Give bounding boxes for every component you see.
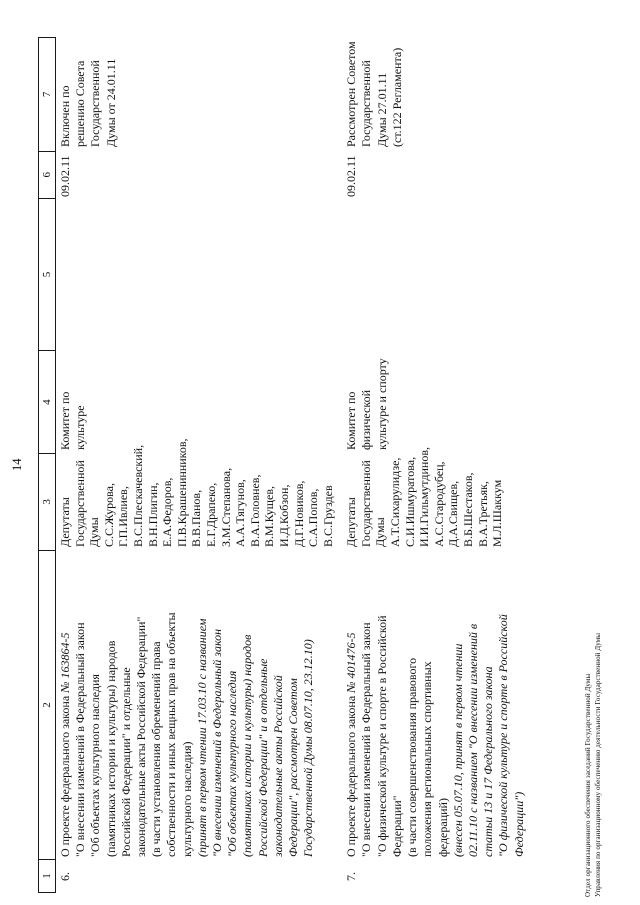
status-cell: Включен по решению Совета Государственной Д… (58, 58, 118, 147)
date-cell: 09.02.11 (344, 155, 359, 197)
column-header-7: 7 (41, 91, 53, 98)
column-header-5: 5 (39, 197, 55, 351)
column-header-6: 6 (39, 150, 55, 198)
deputies-cell: Депутаты Государственной Думы С.С.Журова, Г.… (58, 438, 335, 547)
table-body: 6. О проекте федерального закона № 163864… (58, 37, 527, 893)
project-cell: О проекте федерального закона № 401476-5… (344, 614, 526, 857)
committee-cell: Комитет по культуре (58, 391, 88, 450)
column-header-1: 1 (39, 859, 55, 892)
table-row: 7. О проекте федерального закона № 401476… (344, 37, 526, 893)
row-number: 7. (344, 872, 359, 881)
footer-line-2: Управления по организационному обеспечен… (593, 632, 602, 897)
page-number: 14 (10, 458, 24, 472)
project-cell: О проекте федерального закона № 163864-5… (58, 612, 316, 857)
page-footer: Отдел организационного обеспечения засед… (584, 633, 603, 897)
committee-cell: Комитет по физической культуре и спорту (344, 358, 389, 450)
deputies-cell: Депутаты Государственной Думы А.Т.Сихарулид… (344, 447, 505, 547)
status-cell: Рассмотрен Советом Государственной Думы 27… (344, 41, 404, 147)
column-header-3: 3 (39, 453, 55, 550)
table-row: 6. О проекте федерального закона № 163864… (58, 37, 335, 893)
column-header-4: 4 (39, 350, 55, 454)
row-number: 6. (58, 872, 72, 881)
column-header-2: 2 (39, 549, 55, 860)
date-cell: 09.02.11 (58, 155, 72, 197)
footer-line-1: Отдел организационного обеспечения засед… (584, 673, 592, 897)
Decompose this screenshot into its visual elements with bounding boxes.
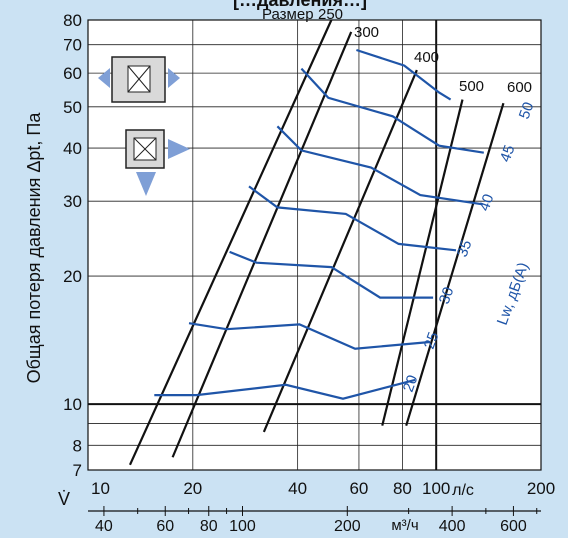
x-tick-label: 200 <box>527 479 555 498</box>
y-tick-label: 60 <box>63 64 82 83</box>
noise-line-50 <box>356 48 452 101</box>
size-label-250: 250 <box>318 6 343 23</box>
x2-unit-label: м³/ч <box>391 517 418 534</box>
x-tick-label: 80 <box>393 479 412 498</box>
x-tick-label: 100 <box>422 479 450 498</box>
x-tick-label: 60 <box>349 479 368 498</box>
flow-symbol: V̇ <box>58 489 70 509</box>
y-tick-label: 10 <box>63 395 82 414</box>
noise-label-20: 20 <box>400 373 422 394</box>
y-tick-label: 8 <box>73 436 82 455</box>
y-tick-label: 7 <box>73 461 82 480</box>
noise-line-30 <box>229 250 434 299</box>
noise-label-35: 35 <box>454 238 476 259</box>
chart-title: […давления…] <box>233 0 367 10</box>
size-line-300 <box>171 31 353 458</box>
size-lines: 250 300 400 500 600 <box>128 6 532 466</box>
size-label-600: 600 <box>507 79 532 96</box>
y-tick-label: 30 <box>63 192 82 211</box>
size-line-400 <box>262 69 418 433</box>
noise-label-45: 45 <box>497 143 519 164</box>
x2-tick-label: 80 <box>200 518 218 535</box>
noise-label-30: 30 <box>436 285 458 306</box>
x2-tick-label: 100 <box>229 518 256 535</box>
noise-level-lines: 20 25 30 35 40 45 50 <box>154 48 538 400</box>
size-line-600 <box>405 102 505 426</box>
y-tick-label: 80 <box>63 11 82 30</box>
noise-label-25: 25 <box>421 330 443 351</box>
size-label-300: 300 <box>354 24 379 41</box>
y-tick-label: 50 <box>63 98 82 117</box>
x-tick-label: 40 <box>288 479 307 498</box>
x-unit-label: л/с <box>452 482 474 499</box>
x2-tick-label: 600 <box>500 518 527 535</box>
damper-corner-icon <box>125 129 190 196</box>
x2-tick-label: 400 <box>439 518 466 535</box>
x-tick-label: 20 <box>183 479 202 498</box>
damper-bidirectional-icon <box>98 56 180 103</box>
noise-label-40: 40 <box>476 192 498 213</box>
noise-label-50: 50 <box>516 100 538 121</box>
x-tick-label: 10 <box>91 479 110 498</box>
y-tick-label: 20 <box>63 267 82 286</box>
size-label-500: 500 <box>459 78 484 95</box>
y-tick-label: 40 <box>63 139 82 158</box>
noise-line-20 <box>154 378 416 400</box>
size-line-500 <box>381 99 464 426</box>
x2-tick-label: 200 <box>334 518 361 535</box>
noise-line-35 <box>248 185 457 252</box>
size-label-400: 400 <box>414 49 439 66</box>
tick-labels: 7 8 10 20 30 40 50 60 70 80 10 20 40 60 80 100 200 40 60 80… <box>63 11 555 535</box>
noise-line-45 <box>300 67 484 154</box>
y-axis-label: Общая потеря давления Δpt, Па <box>24 112 44 384</box>
size-line-250 <box>128 19 333 466</box>
noise-line-25 <box>188 322 431 350</box>
x2-tick-label: 60 <box>156 518 174 535</box>
noise-line-40 <box>276 125 483 206</box>
x2-tick-label: 40 <box>95 518 113 535</box>
y-tick-label: 70 <box>63 36 82 55</box>
size-title: Размер <box>262 6 314 23</box>
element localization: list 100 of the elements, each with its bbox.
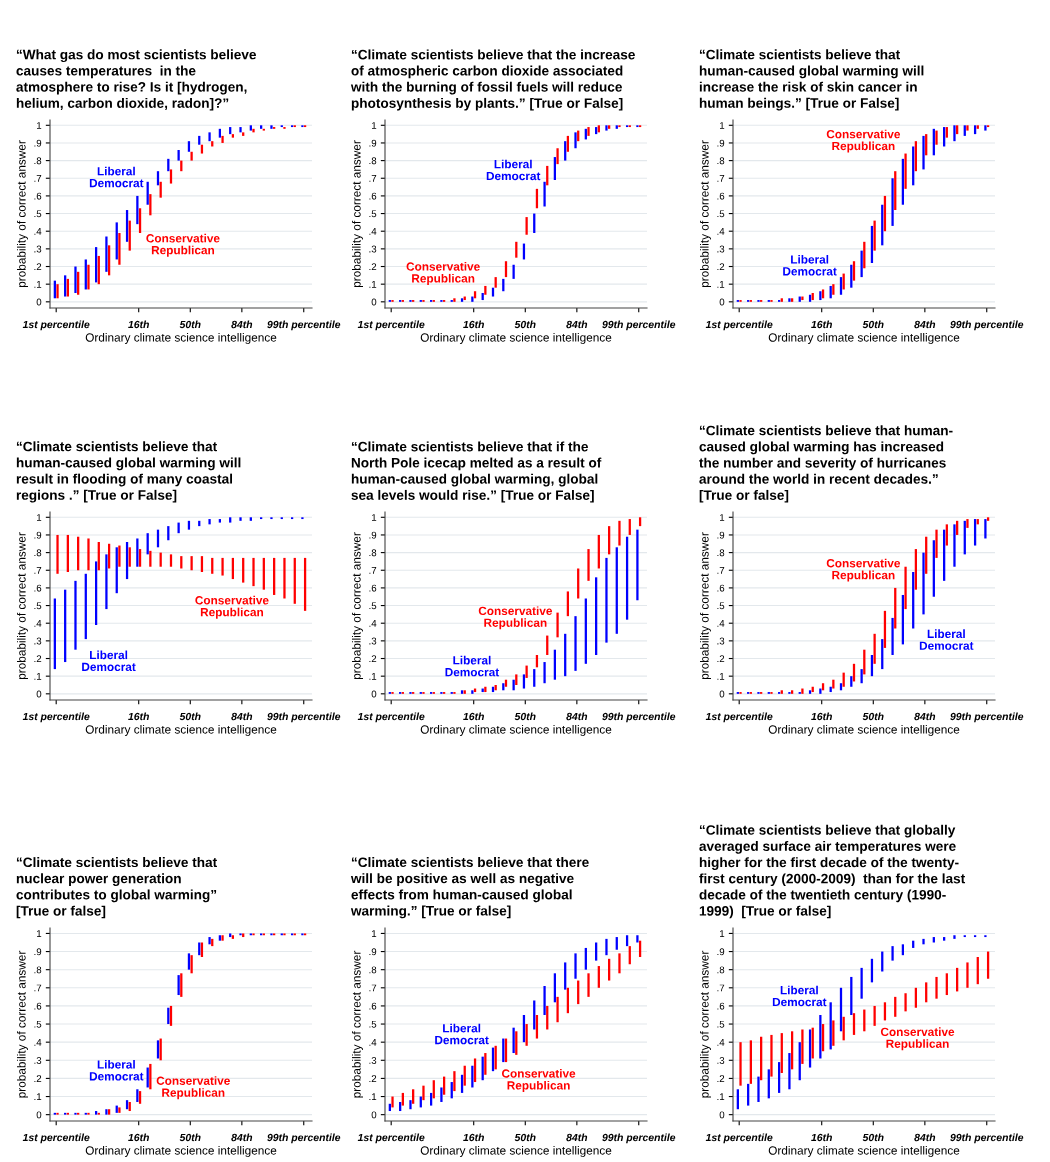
bar: [587, 549, 590, 581]
y-tick-label: 0: [719, 1111, 725, 1119]
bar: [229, 517, 232, 523]
bar: [574, 132, 577, 149]
y-tick-label: .4: [369, 620, 377, 627]
y-tick-label: .7: [34, 175, 42, 182]
y-tick-label: .1: [369, 1093, 377, 1101]
x-axis-title: Ordinary climate science intelligence: [420, 1145, 612, 1157]
bar: [231, 134, 235, 138]
y-tick-label: .7: [34, 984, 42, 992]
bar: [535, 1014, 539, 1039]
y-tick-label: .9: [717, 948, 725, 956]
bar: [543, 985, 546, 1015]
bar: [973, 519, 977, 546]
y-tick-label: .6: [369, 584, 377, 592]
y-tick-label: .2: [717, 1075, 725, 1082]
bar: [618, 953, 621, 974]
y-tick-label: .1: [34, 281, 42, 288]
series-label: Liberal Democrat: [82, 650, 136, 672]
chart-title: “Climate scientists believe that globally averaged surface air temperatures were higher for the first decade of the twenty- first century (2000-2009) than for the last decade of the twentieth century (1990- 1999) [True or false]: [699, 824, 966, 919]
y-tick-label: 1: [720, 514, 725, 521]
bar: [739, 1042, 742, 1086]
bar: [945, 524, 948, 546]
x-tick-label: 16th: [811, 712, 832, 721]
y-tick-label: .2: [34, 1075, 42, 1082]
bar: [966, 962, 969, 988]
y-tick-label: .9: [717, 531, 725, 539]
x-tick-label: 50th: [514, 320, 536, 329]
bar: [543, 181, 546, 207]
bar: [904, 993, 907, 1012]
bar: [922, 135, 925, 170]
x-tick-label: 84th: [914, 1133, 936, 1142]
bar: [935, 130, 938, 145]
bar: [190, 556, 193, 571]
y-tick-label: .1: [34, 1093, 42, 1101]
y-tick-label: .4: [34, 1039, 42, 1046]
y-tick-label: .3: [717, 245, 725, 253]
x-tick-label: 50th: [862, 320, 884, 329]
series-label: Liberal Democrat: [486, 159, 541, 181]
y-tick-label: .3: [717, 637, 725, 645]
y-tick-label: .4: [717, 228, 725, 235]
x-tick-label: 1st percentile: [22, 712, 90, 723]
x-tick-label: 84th: [914, 712, 936, 721]
chart-title: “Climate scientists believe that nuclear power generation contributes to global warming” [True or false]: [16, 857, 217, 919]
x-tick-label: 50th: [179, 320, 201, 329]
y-tick-label: .5: [369, 602, 377, 610]
y-tick-label: 0: [371, 1111, 377, 1119]
y-tick-label: 1: [372, 514, 377, 521]
x-tick-label: 99th percentile: [602, 1133, 676, 1144]
x-tick-label: 1st percentile: [705, 712, 773, 723]
y-tick-label: .7: [34, 567, 42, 574]
bar: [587, 973, 590, 997]
bar: [525, 665, 528, 678]
y-tick-label: .6: [369, 1002, 377, 1010]
y-axis-title: probability of correct answer: [17, 532, 28, 680]
series-label: Conservative Republican: [501, 1069, 576, 1092]
bar: [252, 557, 255, 587]
bar: [429, 1092, 433, 1106]
x-tick-label: 84th: [231, 320, 253, 329]
bar: [494, 277, 497, 288]
bar: [556, 148, 559, 165]
y-tick-label: .2: [717, 655, 725, 663]
x-tick-label: 99th percentile: [602, 712, 676, 723]
bar: [484, 1053, 487, 1075]
x-tick-label: 16th: [463, 712, 484, 721]
bar: [556, 996, 559, 1023]
y-tick-label: .8: [369, 549, 377, 557]
y-axis-title: probability of correct answer: [17, 950, 28, 1098]
bar: [747, 1083, 750, 1106]
bar: [198, 135, 201, 145]
y-tick-label: 0: [719, 690, 725, 698]
x-tick-label: 99th percentile: [950, 712, 1024, 723]
x-axis-title: Ordinary climate science intelligence: [768, 1145, 960, 1157]
x-tick-label: 16th: [811, 320, 832, 329]
y-tick-label: .3: [34, 1057, 42, 1064]
bar: [491, 287, 495, 297]
y-tick-label: .7: [369, 567, 377, 574]
y-tick-label: .5: [369, 210, 377, 218]
bar: [904, 566, 907, 610]
y-tick-label: .7: [369, 175, 377, 182]
x-tick-label: 16th: [463, 1133, 484, 1142]
y-tick-label: .3: [34, 637, 42, 645]
y-axis-title: probability of correct answer: [17, 140, 28, 288]
bar: [208, 132, 211, 142]
bar: [249, 517, 252, 521]
bar: [608, 958, 611, 981]
y-tick-label: .2: [717, 263, 725, 271]
bar: [922, 938, 925, 945]
x-axis-title: Ordinary climate science intelligence: [420, 724, 612, 736]
x-axis-title: Ordinary climate science intelligence: [768, 332, 960, 344]
x-tick-label: 50th: [179, 1133, 201, 1142]
bar: [584, 947, 587, 970]
y-tick-label: .2: [369, 655, 377, 663]
chart-title: “Climate scientists believe that if the North Pole icecap melted as a result of human-caused global warming, global sea levels would rise.” [True or False]: [351, 441, 602, 503]
bar: [453, 1071, 456, 1092]
bar: [945, 973, 948, 996]
y-tick-label: .8: [34, 157, 42, 165]
bar: [74, 266, 77, 293]
y-tick-label: .6: [717, 192, 725, 200]
bar: [873, 220, 876, 251]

What you are asked to do :: Format the records from the line with "bar: [587, 549, 590, 581]" up to and including the line with "bar: [973, 519, 977, 546]" as a Markdown table with the columns Row and Entry. Put a running number in Row and the line itself in Entry, leaving out any blank lines.

Expected output ::
| Row | Entry |
|---|---|
| 1 | bar: [587, 549, 590, 581] |
| 2 | y-tick-label: 0: [719, 1111, 725, 1119] |
| 3 | bar: [229, 517, 232, 523] |
| 4 | bar: [574, 132, 577, 149] |
| 5 | y-tick-label: .4: [369, 620, 377, 627] |
| 6 | y-tick-label: .7: [34, 175, 42, 182] |
| 7 | y-tick-label: .1: [369, 1093, 377, 1101] |
| 8 | x-axis-title: Ordinary climate science intelligence: [420, 1145, 612, 1157] |
| 9 | bar: [231, 134, 235, 138] |
| 10 | y-tick-label: .7: [34, 984, 42, 992] |
| 11 | bar: [535, 1014, 539, 1039] |
| 12 | y-tick-label: .9: [717, 948, 725, 956] |
| 13 | bar: [543, 985, 546, 1015] |
| 14 | bar: [973, 519, 977, 546] |